>> begin

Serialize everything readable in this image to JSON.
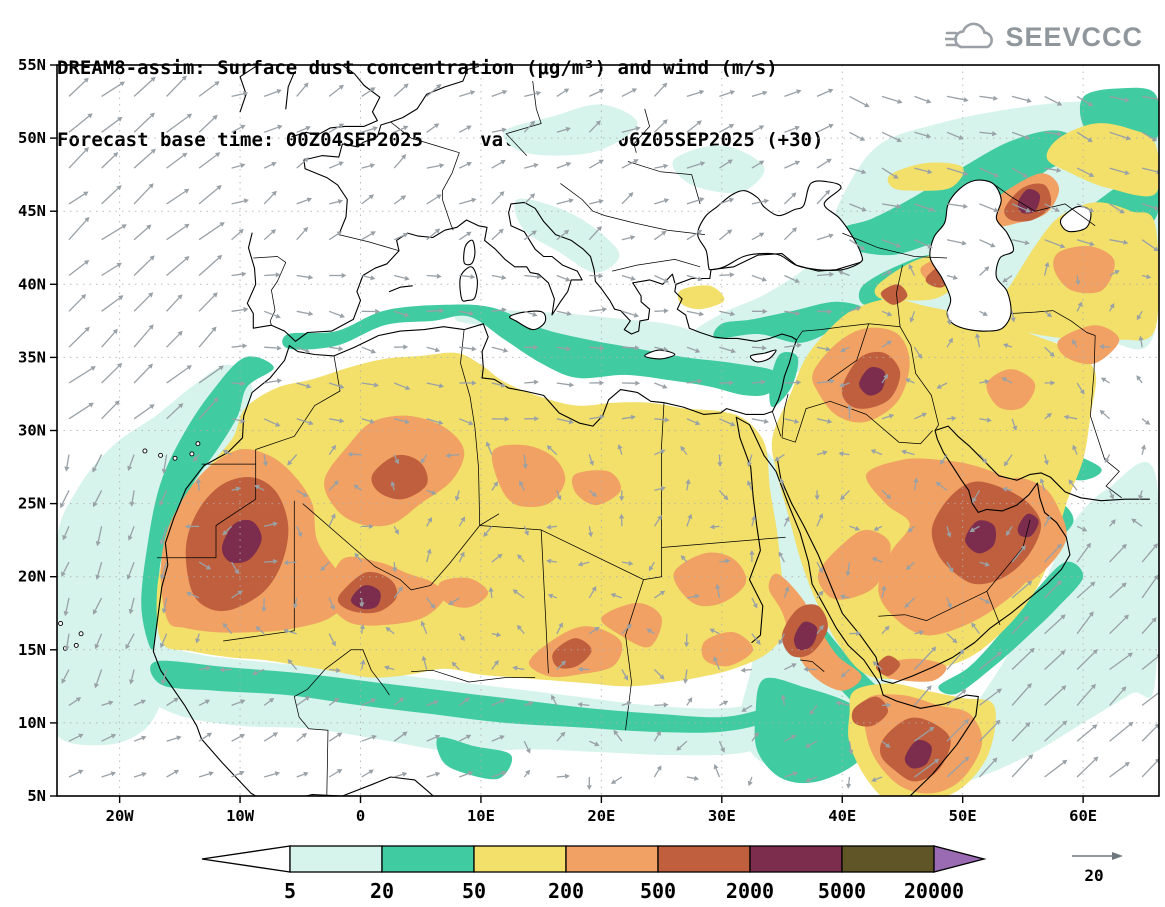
{
  "header": {
    "title_line1": "DREAM8-assim: Surface dust concentration (μg/m³) and wind (m/s)",
    "title_line2": "Forecast base time: 00Z04SEP2025     valid time: 06Z05SEP2025 (+30)",
    "logo_text": "SEEVCCC"
  },
  "chart_data": {
    "type": "heatmap",
    "title": "DREAM8-assim: Surface dust concentration (μg/m³) and wind (m/s)",
    "subtitle": "Forecast base time: 00Z04SEP2025     valid time: 06Z05SEP2025 (+30)",
    "model": "DREAM8-assim",
    "variable": "Surface dust concentration",
    "units": "μg/m³",
    "wind_units": "m/s",
    "forecast_base_time": "00Z04SEP2025",
    "valid_time": "06Z05SEP2025",
    "forecast_hour": "+30",
    "x_axis": {
      "ticks": [
        "20W",
        "10W",
        "0",
        "10E",
        "20E",
        "30E",
        "40E",
        "50E",
        "60E"
      ],
      "range_deg": [
        -25.2,
        66.3
      ]
    },
    "y_axis": {
      "ticks": [
        "5N",
        "10N",
        "15N",
        "20N",
        "25N",
        "30N",
        "35N",
        "40N",
        "45N",
        "50N",
        "55N"
      ],
      "range_deg": [
        5,
        55
      ]
    },
    "grid": true,
    "colorbar": {
      "orientation": "horizontal",
      "levels": [
        "5",
        "20",
        "50",
        "200",
        "500",
        "2000",
        "5000",
        "20000"
      ],
      "colors": [
        "#ffffff",
        "#d6f3ec",
        "#40cba0",
        "#f2e06a",
        "#f0a163",
        "#c05f3d",
        "#7c2d4e",
        "#5f5526",
        "#9a6ab3"
      ]
    },
    "wind_reference": {
      "value": "20",
      "units": "m/s"
    },
    "wind_arrow_color": "#99a1a7",
    "dust_features": [
      {
        "region": "Mauritania / Western Sahara / northern Mali",
        "max_level_ug_m3": "2000-5000"
      },
      {
        "region": "Mali-Niger border near 19N 0E",
        "max_level_ug_m3": "2000-5000"
      },
      {
        "region": "central Algeria",
        "max_level_ug_m3": "500-2000"
      },
      {
        "region": "Libya interior patches",
        "max_level_ug_m3": "200-500"
      },
      {
        "region": "Chad / Sudan belt",
        "max_level_ug_m3": "500-2000"
      },
      {
        "region": "Red Sea coast of Sudan / Eritrea",
        "max_level_ug_m3": "2000-5000"
      },
      {
        "region": "northern Iraq",
        "max_level_ug_m3": "2000-5000"
      },
      {
        "region": "eastern Saudi Arabia / UAE / Oman",
        "max_level_ug_m3": "2000-5000"
      },
      {
        "region": "Somalia / Horn of Africa",
        "max_level_ug_m3": "2000-5000"
      },
      {
        "region": "northeast Caspian lowland",
        "max_level_ug_m3": "2000-5000"
      },
      {
        "region": "broad Sahara and Arabian Peninsula background",
        "max_level_ug_m3": "50-200"
      },
      {
        "region": "Sahel fringe and Mediterranean / Caspian margins",
        "max_level_ug_m3": "5-50"
      }
    ]
  }
}
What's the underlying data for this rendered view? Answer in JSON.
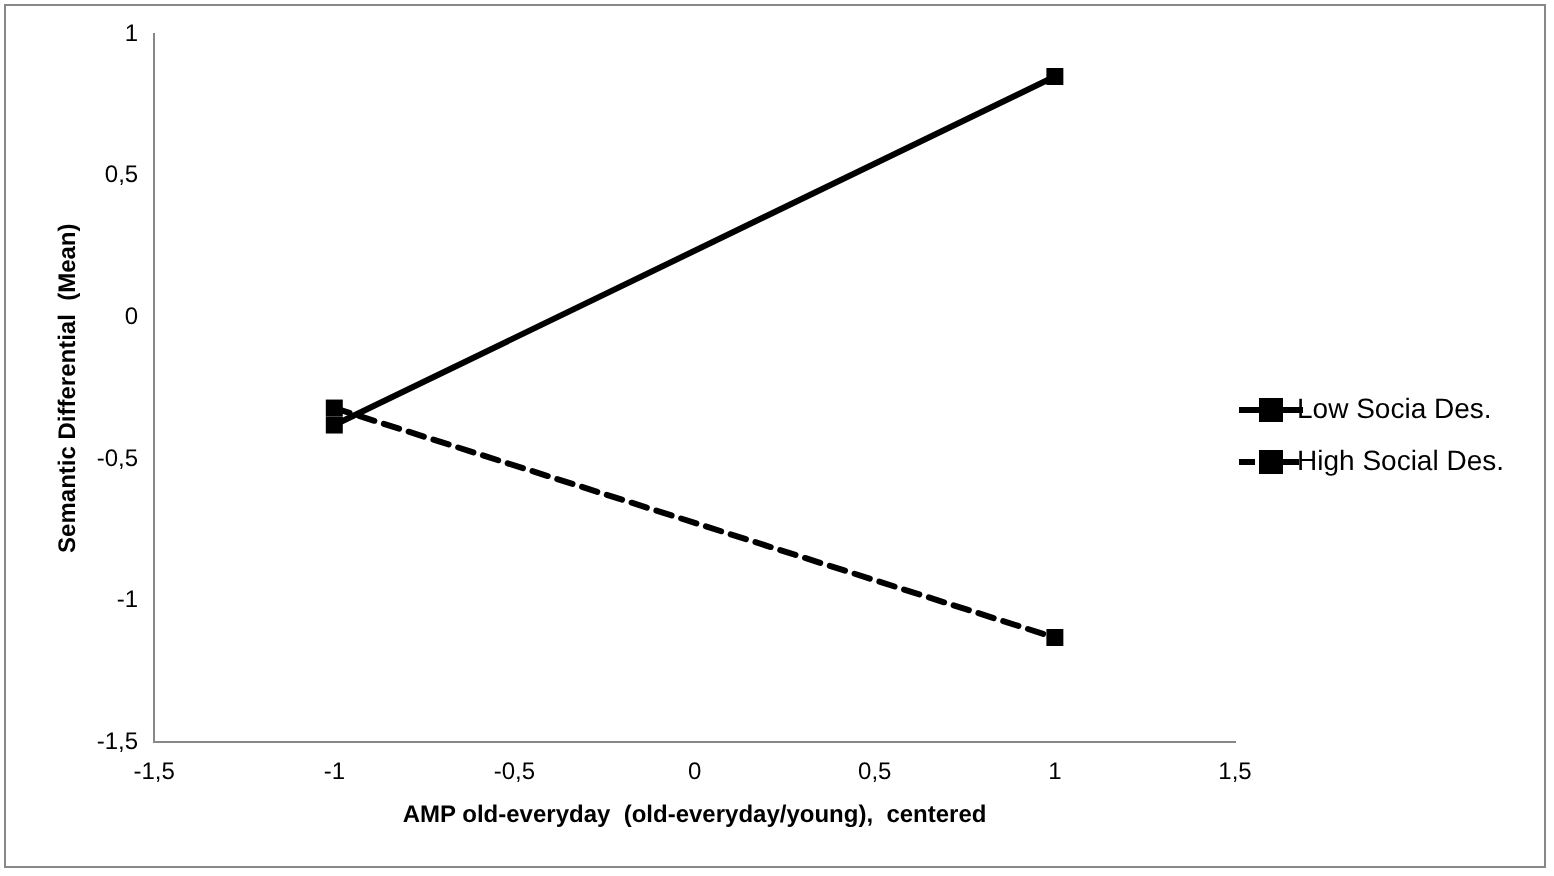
{
  "chart_data": {
    "type": "line",
    "xlabel": "AMP old-everyday  (old-everyday/young),  centered",
    "ylabel": "Semantic Differential  (Mean)",
    "x": [
      -1,
      1
    ],
    "series": [
      {
        "name": "Low Socia Des.",
        "color": "#000000",
        "values": [
          -0.38,
          0.85
        ],
        "line_style": "solid"
      },
      {
        "name": "High Social Des.",
        "color": "#000000",
        "values": [
          -0.32,
          -1.13
        ],
        "line_style": "dashed"
      }
    ],
    "xlim": [
      -1.5,
      1.5
    ],
    "xticks": [
      {
        "value": -1.5,
        "label": "-1,5"
      },
      {
        "value": -1,
        "label": "-1"
      },
      {
        "value": -0.5,
        "label": "-0,5"
      },
      {
        "value": 0,
        "label": "0"
      },
      {
        "value": 0.5,
        "label": "0,5"
      },
      {
        "value": 1,
        "label": "1"
      },
      {
        "value": 1.5,
        "label": "1,5"
      }
    ],
    "ylim": [
      -1.5,
      1
    ],
    "yticks": [
      {
        "value": -1.5,
        "label": "-1,5"
      },
      {
        "value": -1,
        "label": "-1"
      },
      {
        "value": -0.5,
        "label": "-0,5"
      },
      {
        "value": 0,
        "label": "0"
      },
      {
        "value": 0.5,
        "label": "0,5"
      },
      {
        "value": 1,
        "label": "1"
      }
    ],
    "grid": false,
    "legend": "right",
    "marker": "square"
  }
}
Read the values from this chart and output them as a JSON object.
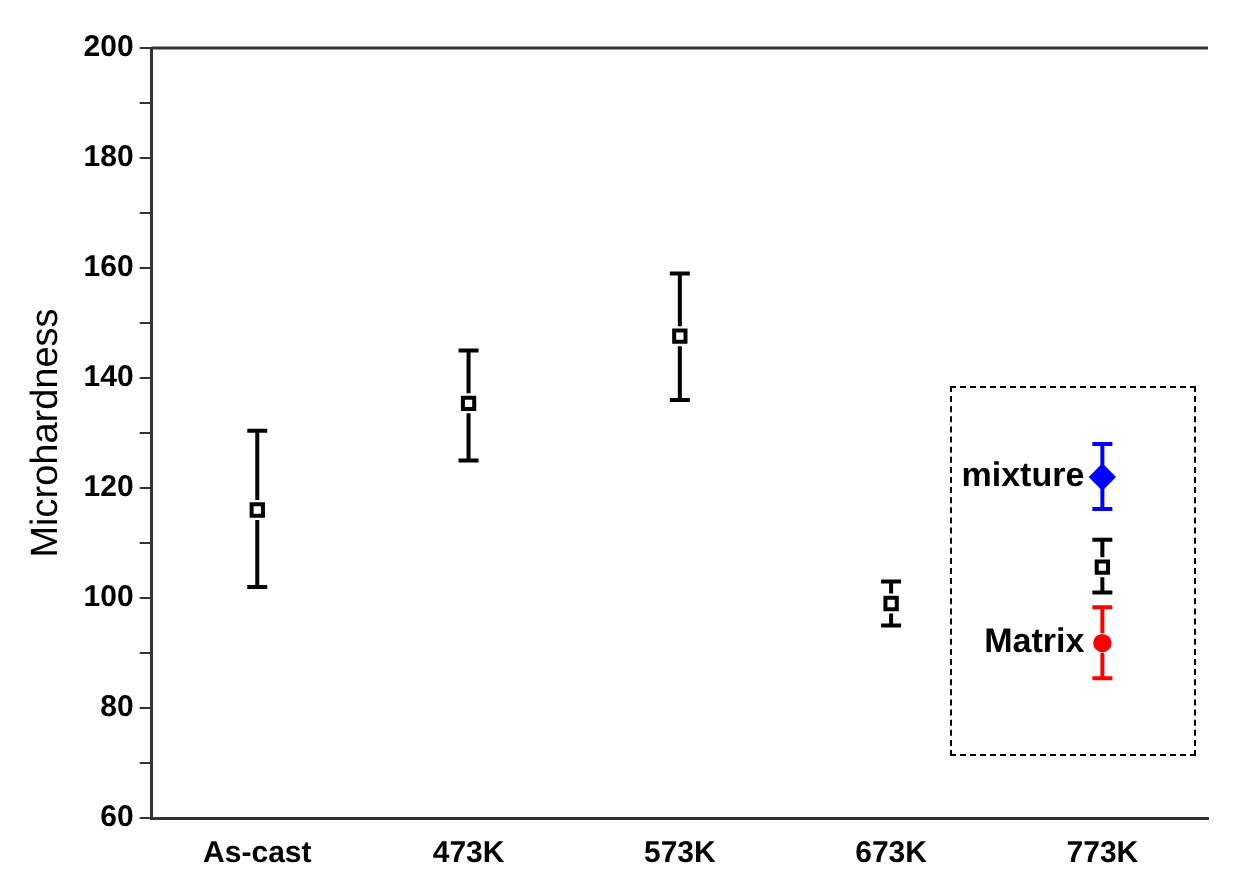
{
  "chart_data": {
    "type": "scatter",
    "ylabel": "Microhardness",
    "categories": [
      "As-cast",
      "473K",
      "573K",
      "673K",
      "773K"
    ],
    "ylim": [
      60,
      200
    ],
    "yticks": [
      60,
      {
        "value": 70,
        "label": null
      },
      80,
      {
        "value": 90,
        "label": null
      },
      100,
      {
        "value": 110,
        "label": null
      },
      120,
      {
        "value": 130,
        "label": null
      },
      140,
      {
        "value": 150,
        "label": null
      },
      160,
      {
        "value": 170,
        "label": null
      },
      180,
      {
        "value": 190,
        "label": null
      },
      200
    ],
    "grid": false,
    "legend": false,
    "series": [
      {
        "color": "#000000",
        "marker": "square",
        "values": [
          116,
          135.4,
          147.6,
          99,
          105.6
        ],
        "errors": [
          [
            102,
            130.4
          ],
          [
            125,
            145
          ],
          [
            136,
            159
          ],
          [
            95,
            103
          ],
          [
            101,
            110.6
          ]
        ]
      },
      {
        "name": "mixture",
        "color": "#0000ff",
        "marker": "diamond",
        "values": [
          null,
          null,
          null,
          null,
          122
        ],
        "errors": [
          null,
          null,
          null,
          null,
          [
            116.2,
            128
          ]
        ]
      },
      {
        "name": "Matrix",
        "color": "#ff0000",
        "marker": "circle",
        "values": [
          null,
          null,
          null,
          null,
          91.8
        ],
        "errors": [
          null,
          null,
          null,
          null,
          [
            85.4,
            98.3
          ]
        ]
      }
    ]
  }
}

>> end

Work to do –
From the entries, report each line that includes the word "Sahara".

Output of the task –
        "region": "Mauritania / Western Sahara / northern Mali",
        "region": "broad Sahara and Arabian Peninsula background",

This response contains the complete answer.